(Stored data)

<<<<

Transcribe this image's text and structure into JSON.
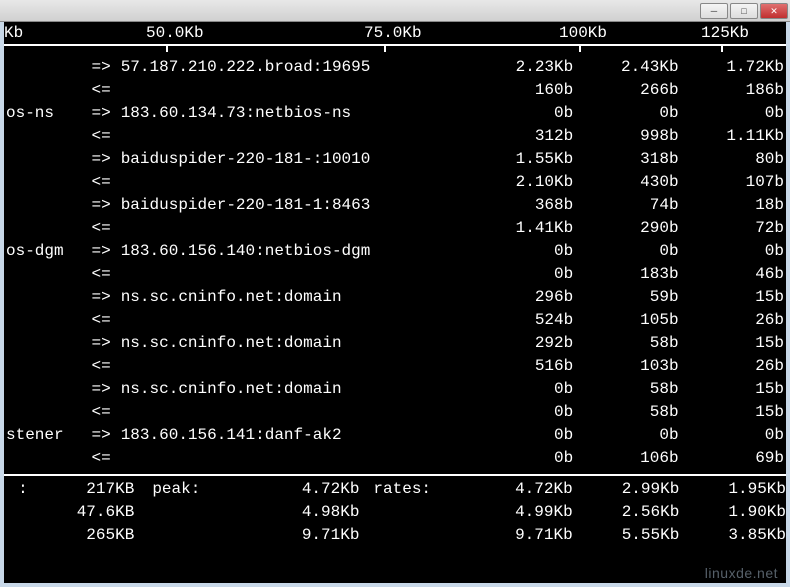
{
  "window": {
    "min_label": "─",
    "max_label": "□",
    "close_label": "✕"
  },
  "scale": {
    "ticks": [
      "Kb",
      "50.0Kb",
      "75.0Kb",
      "100Kb",
      "125Kb"
    ],
    "positions": [
      0,
      142,
      360,
      555,
      697
    ]
  },
  "flows": [
    {
      "left": "",
      "dir": "=>",
      "host": "57.187.210.222.broad:19695",
      "a": "2.23Kb",
      "b": "2.43Kb",
      "c": "1.72Kb"
    },
    {
      "left": "",
      "dir": "<=",
      "host": "",
      "a": "160b",
      "b": "266b",
      "c": "186b"
    },
    {
      "left": "os-ns",
      "dir": "=>",
      "host": "183.60.134.73:netbios-ns",
      "a": "0b",
      "b": "0b",
      "c": "0b"
    },
    {
      "left": "",
      "dir": "<=",
      "host": "",
      "a": "312b",
      "b": "998b",
      "c": "1.11Kb"
    },
    {
      "left": "",
      "dir": "=>",
      "host": "baiduspider-220-181-:10010",
      "a": "1.55Kb",
      "b": "318b",
      "c": "80b"
    },
    {
      "left": "",
      "dir": "<=",
      "host": "",
      "a": "2.10Kb",
      "b": "430b",
      "c": "107b"
    },
    {
      "left": "",
      "dir": "=>",
      "host": "baiduspider-220-181-1:8463",
      "a": "368b",
      "b": "74b",
      "c": "18b"
    },
    {
      "left": "",
      "dir": "<=",
      "host": "",
      "a": "1.41Kb",
      "b": "290b",
      "c": "72b"
    },
    {
      "left": "os-dgm",
      "dir": "=>",
      "host": "183.60.156.140:netbios-dgm",
      "a": "0b",
      "b": "0b",
      "c": "0b"
    },
    {
      "left": "",
      "dir": "<=",
      "host": "",
      "a": "0b",
      "b": "183b",
      "c": "46b"
    },
    {
      "left": "",
      "dir": "=>",
      "host": "ns.sc.cninfo.net:domain",
      "a": "296b",
      "b": "59b",
      "c": "15b"
    },
    {
      "left": "",
      "dir": "<=",
      "host": "",
      "a": "524b",
      "b": "105b",
      "c": "26b"
    },
    {
      "left": "",
      "dir": "=>",
      "host": "ns.sc.cninfo.net:domain",
      "a": "292b",
      "b": "58b",
      "c": "15b"
    },
    {
      "left": "",
      "dir": "<=",
      "host": "",
      "a": "516b",
      "b": "103b",
      "c": "26b"
    },
    {
      "left": "",
      "dir": "=>",
      "host": "ns.sc.cninfo.net:domain",
      "a": "0b",
      "b": "58b",
      "c": "15b"
    },
    {
      "left": "",
      "dir": "<=",
      "host": "",
      "a": "0b",
      "b": "58b",
      "c": "15b"
    },
    {
      "left": "stener",
      "dir": "=>",
      "host": "183.60.156.141:danf-ak2",
      "a": "0b",
      "b": "0b",
      "c": "0b"
    },
    {
      "left": "",
      "dir": "<=",
      "host": "",
      "a": "0b",
      "b": "106b",
      "c": "69b"
    }
  ],
  "stats": {
    "label_colon": ":",
    "peak_label": "peak:",
    "rates_label": "rates:",
    "rows": [
      {
        "cum": "217KB",
        "peak": "4.72Kb",
        "r1": "4.72Kb",
        "r2": "2.99Kb",
        "r3": "1.95Kb"
      },
      {
        "cum": "47.6KB",
        "peak": "4.98Kb",
        "r1": "4.99Kb",
        "r2": "2.56Kb",
        "r3": "1.90Kb"
      },
      {
        "cum": "265KB",
        "peak": "9.71Kb",
        "r1": "9.71Kb",
        "r2": "5.55Kb",
        "r3": "3.85Kb"
      }
    ]
  },
  "watermark": "linuxde.net"
}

>>>>

WHAT THE TASK ASKS
Check the data for the word "baiduspider" and pull out the lines that have it.

EXPECTED ANSWER
      "host": "baiduspider-220-181-:10010",
      "host": "baiduspider-220-181-1:8463",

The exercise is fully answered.